--- Begin PROVIDED RECORDS ---

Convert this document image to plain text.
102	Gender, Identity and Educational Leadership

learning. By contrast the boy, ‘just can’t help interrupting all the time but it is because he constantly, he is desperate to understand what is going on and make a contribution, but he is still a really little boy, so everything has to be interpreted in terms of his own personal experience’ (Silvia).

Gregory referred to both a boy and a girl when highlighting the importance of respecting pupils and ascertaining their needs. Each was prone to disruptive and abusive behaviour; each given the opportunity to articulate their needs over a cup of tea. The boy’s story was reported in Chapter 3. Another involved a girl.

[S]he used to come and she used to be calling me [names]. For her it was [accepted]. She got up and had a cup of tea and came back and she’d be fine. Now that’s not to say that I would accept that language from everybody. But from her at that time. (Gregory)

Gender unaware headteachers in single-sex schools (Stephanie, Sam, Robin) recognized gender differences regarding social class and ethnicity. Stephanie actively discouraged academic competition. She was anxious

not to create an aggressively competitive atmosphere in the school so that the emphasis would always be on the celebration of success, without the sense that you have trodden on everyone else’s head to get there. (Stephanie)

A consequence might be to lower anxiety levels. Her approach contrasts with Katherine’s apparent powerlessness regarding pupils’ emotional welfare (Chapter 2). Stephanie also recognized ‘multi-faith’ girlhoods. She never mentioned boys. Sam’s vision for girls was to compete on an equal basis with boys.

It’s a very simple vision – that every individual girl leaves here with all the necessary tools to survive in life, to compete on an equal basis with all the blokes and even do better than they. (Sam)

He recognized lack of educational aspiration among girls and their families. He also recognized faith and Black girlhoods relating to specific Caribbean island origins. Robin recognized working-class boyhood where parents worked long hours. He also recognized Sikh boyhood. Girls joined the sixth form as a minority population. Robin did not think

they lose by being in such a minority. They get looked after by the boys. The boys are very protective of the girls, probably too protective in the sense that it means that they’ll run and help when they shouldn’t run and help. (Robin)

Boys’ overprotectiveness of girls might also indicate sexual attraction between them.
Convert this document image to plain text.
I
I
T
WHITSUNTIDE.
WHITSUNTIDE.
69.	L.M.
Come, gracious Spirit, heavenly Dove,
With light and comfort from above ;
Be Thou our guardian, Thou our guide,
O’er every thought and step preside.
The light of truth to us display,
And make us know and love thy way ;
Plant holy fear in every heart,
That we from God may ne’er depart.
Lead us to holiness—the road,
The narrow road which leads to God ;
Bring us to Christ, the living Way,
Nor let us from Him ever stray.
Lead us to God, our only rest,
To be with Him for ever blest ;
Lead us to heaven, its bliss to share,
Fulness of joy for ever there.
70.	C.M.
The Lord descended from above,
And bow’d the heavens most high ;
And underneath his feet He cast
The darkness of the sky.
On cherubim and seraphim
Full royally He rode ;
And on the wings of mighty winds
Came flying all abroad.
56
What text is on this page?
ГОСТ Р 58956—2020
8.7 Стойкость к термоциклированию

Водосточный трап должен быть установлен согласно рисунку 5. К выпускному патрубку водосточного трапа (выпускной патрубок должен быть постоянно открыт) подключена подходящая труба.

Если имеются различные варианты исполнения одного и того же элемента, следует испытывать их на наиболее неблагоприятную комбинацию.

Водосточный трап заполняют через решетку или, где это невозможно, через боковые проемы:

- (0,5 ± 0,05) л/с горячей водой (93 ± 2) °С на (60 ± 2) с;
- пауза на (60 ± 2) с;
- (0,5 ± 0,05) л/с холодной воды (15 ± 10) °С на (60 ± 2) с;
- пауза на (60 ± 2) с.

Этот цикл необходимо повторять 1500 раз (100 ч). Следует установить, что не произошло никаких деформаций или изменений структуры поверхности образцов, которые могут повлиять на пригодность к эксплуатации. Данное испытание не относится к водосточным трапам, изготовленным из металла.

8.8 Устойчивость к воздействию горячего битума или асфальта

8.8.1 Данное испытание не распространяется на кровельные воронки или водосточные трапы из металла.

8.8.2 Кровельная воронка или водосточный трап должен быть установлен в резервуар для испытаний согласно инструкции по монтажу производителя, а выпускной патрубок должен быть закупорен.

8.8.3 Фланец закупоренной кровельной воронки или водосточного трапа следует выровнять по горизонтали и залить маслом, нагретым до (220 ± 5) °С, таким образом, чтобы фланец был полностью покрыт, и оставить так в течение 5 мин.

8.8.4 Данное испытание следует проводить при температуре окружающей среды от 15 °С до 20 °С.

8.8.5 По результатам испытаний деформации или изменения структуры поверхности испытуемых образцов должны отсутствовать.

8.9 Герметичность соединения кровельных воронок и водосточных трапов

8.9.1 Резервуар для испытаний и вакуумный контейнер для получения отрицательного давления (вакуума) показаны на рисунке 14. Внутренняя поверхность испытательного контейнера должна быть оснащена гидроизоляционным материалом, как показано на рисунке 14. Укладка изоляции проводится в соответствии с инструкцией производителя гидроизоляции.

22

--- End PROVIDED RECORDS ---

EXERCISE OBJECTIVE: Write out the data again, exactly and in full.

THE REPLY:
Convert this document image to plain text.
102	Gender, Identity and Educational Leadership

learning. By contrast the boy, ‘just can’t help interrupting all the time but it is because he constantly, he is desperate to understand what is going on and make a contribution, but he is still a really little boy, so everything has to be interpreted in terms of his own personal experience’ (Silvia).

Gregory referred to both a boy and a girl when highlighting the importance of respecting pupils and ascertaining their needs. Each was prone to disruptive and abusive behaviour; each given the opportunity to articulate their needs over a cup of tea. The boy’s story was reported in Chapter 3. Another involved a girl.

[S]he used to come and she used to be calling me [names]. For her it was [accepted]. She got up and had a cup of tea and came back and she’d be fine. Now that’s not to say that I would accept that language from everybody. But from her at that time. (Gregory)

Gender unaware headteachers in single-sex schools (Stephanie, Sam, Robin) recognized gender differences regarding social class and ethnicity. Stephanie actively discouraged academic competition. She was anxious

not to create an aggressively competitive atmosphere in the school so that the emphasis would always be on the celebration of success, without the sense that you have trodden on everyone else’s head to get there. (Stephanie)

A consequence might be to lower anxiety levels. Her approach contrasts with Katherine’s apparent powerlessness regarding pupils’ emotional welfare (Chapter 2). Stephanie also recognized ‘multi-faith’ girlhoods. She never mentioned boys. Sam’s vision for girls was to compete on an equal basis with boys.

It’s a very simple vision – that every individual girl leaves here with all the necessary tools to survive in life, to compete on an equal basis with all the blokes and even do better than they. (Sam)

He recognized lack of educational aspiration among girls and their families. He also recognized faith and Black girlhoods relating to specific Caribbean island origins. Robin recognized working-class boyhood where parents worked long hours. He also recognized Sikh boyhood. Girls joined the sixth form as a minority population. Robin did not think

they lose by being in such a minority. They get looked after by the boys. The boys are very protective of the girls, probably too protective in the sense that it means that they’ll run and help when they shouldn’t run and help. (Robin)

Boys’ overprotectiveness of girls might also indicate sexual attraction between them.
Convert this document image to plain text.
I
I
T
WHITSUNTIDE.
WHITSUNTIDE.
69.	L.M.
Come, gracious Spirit, heavenly Dove,
With light and comfort from above ;
Be Thou our guardian, Thou our guide,
O’er every thought and step preside.
The light of truth to us display,
And make us know and love thy way ;
Plant holy fear in every heart,
That we from God may ne’er depart.
Lead us to holiness—the road,
The narrow road which leads to God ;
Bring us to Christ, the living Way,
Nor let us from Him ever stray.
Lead us to God, our only rest,
To be with Him for ever blest ;
Lead us to heaven, its bliss to share,
Fulness of joy for ever there.
70.	C.M.
The Lord descended from above,
And bow’d the heavens most high ;
And underneath his feet He cast
The darkness of the sky.
On cherubim and seraphim
Full royally He rode ;
And on the wings of mighty winds
Came flying all abroad.
56
What text is on this page?
ГОСТ Р 58956—2020
8.7 Стойкость к термоциклированию

Водосточный трап должен быть установлен согласно рисунку 5. К выпускному патрубку водосточного трапа (выпускной патрубок должен быть постоянно открыт) подключена подходящая труба.

Если имеются различные варианты исполнения одного и того же элемента, следует испытывать их на наиболее неблагоприятную комбинацию.

Водосточный трап заполняют через решетку или, где это невозможно, через боковые проемы:

- (0,5 ± 0,05) л/с горячей водой (93 ± 2) °С на (60 ± 2) с;
- пауза на (60 ± 2) с;
- (0,5 ± 0,05) л/с холодной воды (15 ± 10) °С на (60 ± 2) с;
- пауза на (60 ± 2) с.

Этот цикл необходимо повторять 1500 раз (100 ч). Следует установить, что не произошло никаких деформаций или изменений структуры поверхности образцов, которые могут повлиять на пригодность к эксплуатации. Данное испытание не относится к водосточным трапам, изготовленным из металла.

8.8 Устойчивость к воздействию горячего битума или асфальта

8.8.1 Данное испытание не распространяется на кровельные воронки или водосточные трапы из металла.

8.8.2 Кровельная воронка или водосточный трап должен быть установлен в резервуар для испытаний согласно инструкции по монтажу производителя, а выпускной патрубок должен быть закупорен.

8.8.3 Фланец закупоренной кровельной воронки или водосточного трапа следует выровнять по горизонтали и залить маслом, нагретым до (220 ± 5) °С, таким образом, чтобы фланец был полностью покрыт, и оставить так в течение 5 мин.

8.8.4 Данное испытание следует проводить при температуре окружающей среды от 15 °С до 20 °С.

8.8.5 По результатам испытаний деформации или изменения структуры поверхности испытуемых образцов должны отсутствовать.

8.9 Герметичность соединения кровельных воронок и водосточных трапов

8.9.1 Резервуар для испытаний и вакуумный контейнер для получения отрицательного давления (вакуума) показаны на рисунке 14. Внутренняя поверхность испытательного контейнера должна быть оснащена гидроизоляционным материалом, как показано на рисунке 14. Укладка изоляции проводится в соответствии с инструкцией производителя гидроизоляции.

22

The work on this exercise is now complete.